━━ Listing
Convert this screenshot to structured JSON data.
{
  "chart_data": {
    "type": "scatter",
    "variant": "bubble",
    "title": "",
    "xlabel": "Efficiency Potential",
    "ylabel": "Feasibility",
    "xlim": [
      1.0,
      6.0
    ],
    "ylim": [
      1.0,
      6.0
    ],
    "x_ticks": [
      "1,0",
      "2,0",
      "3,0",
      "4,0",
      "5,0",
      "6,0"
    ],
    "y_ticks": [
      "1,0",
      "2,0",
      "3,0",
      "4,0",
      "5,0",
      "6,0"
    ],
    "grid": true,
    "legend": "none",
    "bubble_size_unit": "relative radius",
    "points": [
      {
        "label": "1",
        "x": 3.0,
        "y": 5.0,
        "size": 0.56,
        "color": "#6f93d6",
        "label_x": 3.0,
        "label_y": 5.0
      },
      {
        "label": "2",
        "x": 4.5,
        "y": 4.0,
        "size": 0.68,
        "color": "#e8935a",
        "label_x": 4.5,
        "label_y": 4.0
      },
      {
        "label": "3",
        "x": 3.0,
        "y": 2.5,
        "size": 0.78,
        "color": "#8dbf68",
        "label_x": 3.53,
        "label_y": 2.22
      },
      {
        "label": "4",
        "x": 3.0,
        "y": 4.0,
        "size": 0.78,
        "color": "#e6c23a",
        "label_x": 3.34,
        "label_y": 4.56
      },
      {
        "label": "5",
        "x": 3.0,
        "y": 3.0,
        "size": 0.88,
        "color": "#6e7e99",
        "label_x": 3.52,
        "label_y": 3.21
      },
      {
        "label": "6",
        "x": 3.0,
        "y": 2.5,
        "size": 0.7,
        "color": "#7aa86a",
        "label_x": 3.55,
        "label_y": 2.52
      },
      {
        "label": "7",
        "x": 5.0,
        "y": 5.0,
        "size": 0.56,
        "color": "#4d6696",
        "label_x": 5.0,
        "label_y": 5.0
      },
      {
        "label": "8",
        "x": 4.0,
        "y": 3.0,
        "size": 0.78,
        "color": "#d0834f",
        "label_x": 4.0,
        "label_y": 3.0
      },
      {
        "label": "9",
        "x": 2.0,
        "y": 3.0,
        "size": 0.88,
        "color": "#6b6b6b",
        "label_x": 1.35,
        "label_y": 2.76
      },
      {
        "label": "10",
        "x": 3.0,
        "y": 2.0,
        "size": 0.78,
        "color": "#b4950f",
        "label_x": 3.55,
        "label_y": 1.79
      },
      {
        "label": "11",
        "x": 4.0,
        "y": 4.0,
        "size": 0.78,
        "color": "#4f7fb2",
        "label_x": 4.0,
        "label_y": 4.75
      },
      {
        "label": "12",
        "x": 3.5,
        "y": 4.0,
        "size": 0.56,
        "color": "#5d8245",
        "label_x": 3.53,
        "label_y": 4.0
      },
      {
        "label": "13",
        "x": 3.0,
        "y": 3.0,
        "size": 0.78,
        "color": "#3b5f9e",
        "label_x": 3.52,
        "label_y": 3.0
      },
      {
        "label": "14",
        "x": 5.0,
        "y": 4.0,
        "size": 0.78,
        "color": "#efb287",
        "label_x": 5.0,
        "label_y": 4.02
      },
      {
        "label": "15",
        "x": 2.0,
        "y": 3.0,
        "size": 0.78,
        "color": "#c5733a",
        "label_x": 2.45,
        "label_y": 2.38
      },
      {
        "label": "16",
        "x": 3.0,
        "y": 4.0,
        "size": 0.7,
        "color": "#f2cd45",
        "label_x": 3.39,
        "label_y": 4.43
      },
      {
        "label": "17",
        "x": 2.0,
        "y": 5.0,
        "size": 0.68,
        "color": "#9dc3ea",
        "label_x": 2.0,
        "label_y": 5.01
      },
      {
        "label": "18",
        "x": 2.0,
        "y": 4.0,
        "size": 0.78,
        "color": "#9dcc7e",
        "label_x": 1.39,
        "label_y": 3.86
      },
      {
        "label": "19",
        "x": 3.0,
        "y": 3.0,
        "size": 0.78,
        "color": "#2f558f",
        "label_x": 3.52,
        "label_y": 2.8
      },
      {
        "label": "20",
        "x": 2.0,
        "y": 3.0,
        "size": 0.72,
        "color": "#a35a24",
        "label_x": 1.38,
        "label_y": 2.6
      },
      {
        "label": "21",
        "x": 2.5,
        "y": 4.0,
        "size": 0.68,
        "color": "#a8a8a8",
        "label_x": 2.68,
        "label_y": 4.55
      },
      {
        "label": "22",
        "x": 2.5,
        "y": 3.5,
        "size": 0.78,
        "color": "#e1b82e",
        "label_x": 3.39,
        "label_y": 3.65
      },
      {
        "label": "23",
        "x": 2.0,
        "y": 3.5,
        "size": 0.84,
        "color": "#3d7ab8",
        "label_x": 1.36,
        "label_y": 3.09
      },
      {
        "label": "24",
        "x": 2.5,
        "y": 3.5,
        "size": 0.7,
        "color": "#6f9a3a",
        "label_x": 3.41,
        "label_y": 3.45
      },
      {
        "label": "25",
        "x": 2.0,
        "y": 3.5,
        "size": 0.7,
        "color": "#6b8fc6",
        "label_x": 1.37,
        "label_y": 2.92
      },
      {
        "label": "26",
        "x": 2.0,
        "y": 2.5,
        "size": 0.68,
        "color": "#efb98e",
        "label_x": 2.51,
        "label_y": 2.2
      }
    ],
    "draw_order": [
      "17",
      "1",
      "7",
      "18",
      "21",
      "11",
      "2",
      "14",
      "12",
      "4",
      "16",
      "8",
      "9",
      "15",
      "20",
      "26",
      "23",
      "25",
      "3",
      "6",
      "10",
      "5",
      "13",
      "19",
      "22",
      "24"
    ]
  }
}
━━━━
To be done ▸ Set down the listing above in full, please, exactly as it appears.

Completed exercise ▸
Convert this screenshot to structured JSON data.
{
  "chart_data": {
    "type": "scatter",
    "variant": "bubble",
    "title": "",
    "xlabel": "Efficiency Potential",
    "ylabel": "Feasibility",
    "xlim": [
      1.0,
      6.0
    ],
    "ylim": [
      1.0,
      6.0
    ],
    "x_ticks": [
      "1,0",
      "2,0",
      "3,0",
      "4,0",
      "5,0",
      "6,0"
    ],
    "y_ticks": [
      "1,0",
      "2,0",
      "3,0",
      "4,0",
      "5,0",
      "6,0"
    ],
    "grid": true,
    "legend": "none",
    "bubble_size_unit": "relative radius",
    "points": [
      {
        "label": "1",
        "x": 3.0,
        "y": 5.0,
        "size": 0.56,
        "color": "#6f93d6",
        "label_x": 3.0,
        "label_y": 5.0
      },
      {
        "label": "2",
        "x": 4.5,
        "y": 4.0,
        "size": 0.68,
        "color": "#e8935a",
        "label_x": 4.5,
        "label_y": 4.0
      },
      {
        "label": "3",
        "x": 3.0,
        "y": 2.5,
        "size": 0.78,
        "color": "#8dbf68",
        "label_x": 3.53,
        "label_y": 2.22
      },
      {
        "label": "4",
        "x": 3.0,
        "y": 4.0,
        "size": 0.78,
        "color": "#e6c23a",
        "label_x": 3.34,
        "label_y": 4.56
      },
      {
        "label": "5",
        "x": 3.0,
        "y": 3.0,
        "size": 0.88,
        "color": "#6e7e99",
        "label_x": 3.52,
        "label_y": 3.21
      },
      {
        "label": "6",
        "x": 3.0,
        "y": 2.5,
        "size": 0.7,
        "color": "#7aa86a",
        "label_x": 3.55,
        "label_y": 2.52
      },
      {
        "label": "7",
        "x": 5.0,
        "y": 5.0,
        "size": 0.56,
        "color": "#4d6696",
        "label_x": 5.0,
        "label_y": 5.0
      },
      {
        "label": "8",
        "x": 4.0,
        "y": 3.0,
        "size": 0.78,
        "color": "#d0834f",
        "label_x": 4.0,
        "label_y": 3.0
      },
      {
        "label": "9",
        "x": 2.0,
        "y": 3.0,
        "size": 0.88,
        "color": "#6b6b6b",
        "label_x": 1.35,
        "label_y": 2.76
      },
      {
        "label": "10",
        "x": 3.0,
        "y": 2.0,
        "size": 0.78,
        "color": "#b4950f",
        "label_x": 3.55,
        "label_y": 1.79
      },
      {
        "label": "11",
        "x": 4.0,
        "y": 4.0,
        "size": 0.78,
        "color": "#4f7fb2",
        "label_x": 4.0,
        "label_y": 4.75
      },
      {
        "label": "12",
        "x": 3.5,
        "y": 4.0,
        "size": 0.56,
        "color": "#5d8245",
        "label_x": 3.53,
        "label_y": 4.0
      },
      {
        "label": "13",
        "x": 3.0,
        "y": 3.0,
        "size": 0.78,
        "color": "#3b5f9e",
        "label_x": 3.52,
        "label_y": 3.0
      },
      {
        "label": "14",
        "x": 5.0,
        "y": 4.0,
        "size": 0.78,
        "color": "#efb287",
        "label_x": 5.0,
        "label_y": 4.02
      },
      {
        "label": "15",
        "x": 2.0,
        "y": 3.0,
        "size": 0.78,
        "color": "#c5733a",
        "label_x": 2.45,
        "label_y": 2.38
      },
      {
        "label": "16",
        "x": 3.0,
        "y": 4.0,
        "size": 0.7,
        "color": "#f2cd45",
        "label_x": 3.39,
        "label_y": 4.43
      },
      {
        "label": "17",
        "x": 2.0,
        "y": 5.0,
        "size": 0.68,
        "color": "#9dc3ea",
        "label_x": 2.0,
        "label_y": 5.01
      },
      {
        "label": "18",
        "x": 2.0,
        "y": 4.0,
        "size": 0.78,
        "color": "#9dcc7e",
        "label_x": 1.39,
        "label_y": 3.86
      },
      {
        "label": "19",
        "x": 3.0,
        "y": 3.0,
        "size": 0.78,
        "color": "#2f558f",
        "label_x": 3.52,
        "label_y": 2.8
      },
      {
        "label": "20",
        "x": 2.0,
        "y": 3.0,
        "size": 0.72,
        "color": "#a35a24",
        "label_x": 1.38,
        "label_y": 2.6
      },
      {
        "label": "21",
        "x": 2.5,
        "y": 4.0,
        "size": 0.68,
        "color": "#a8a8a8",
        "label_x": 2.68,
        "label_y": 4.55
      },
      {
        "label": "22",
        "x": 2.5,
        "y": 3.5,
        "size": 0.78,
        "color": "#e1b82e",
        "label_x": 3.39,
        "label_y": 3.65
      },
      {
        "label": "23",
        "x": 2.0,
        "y": 3.5,
        "size": 0.84,
        "color": "#3d7ab8",
        "label_x": 1.36,
        "label_y": 3.09
      },
      {
        "label": "24",
        "x": 2.5,
        "y": 3.5,
        "size": 0.7,
        "color": "#6f9a3a",
        "label_x": 3.41,
        "label_y": 3.45
      },
      {
        "label": "25",
        "x": 2.0,
        "y": 3.5,
        "size": 0.7,
        "color": "#6b8fc6",
        "label_x": 1.37,
        "label_y": 2.92
      },
      {
        "label": "26",
        "x": 2.0,
        "y": 2.5,
        "size": 0.68,
        "color": "#efb98e",
        "label_x": 2.51,
        "label_y": 2.2
      }
    ],
    "draw_order": [
      "17",
      "1",
      "7",
      "18",
      "21",
      "11",
      "2",
      "14",
      "12",
      "4",
      "16",
      "8",
      "9",
      "15",
      "20",
      "26",
      "23",
      "25",
      "3",
      "6",
      "10",
      "5",
      "13",
      "19",
      "22",
      "24"
    ]
  }
}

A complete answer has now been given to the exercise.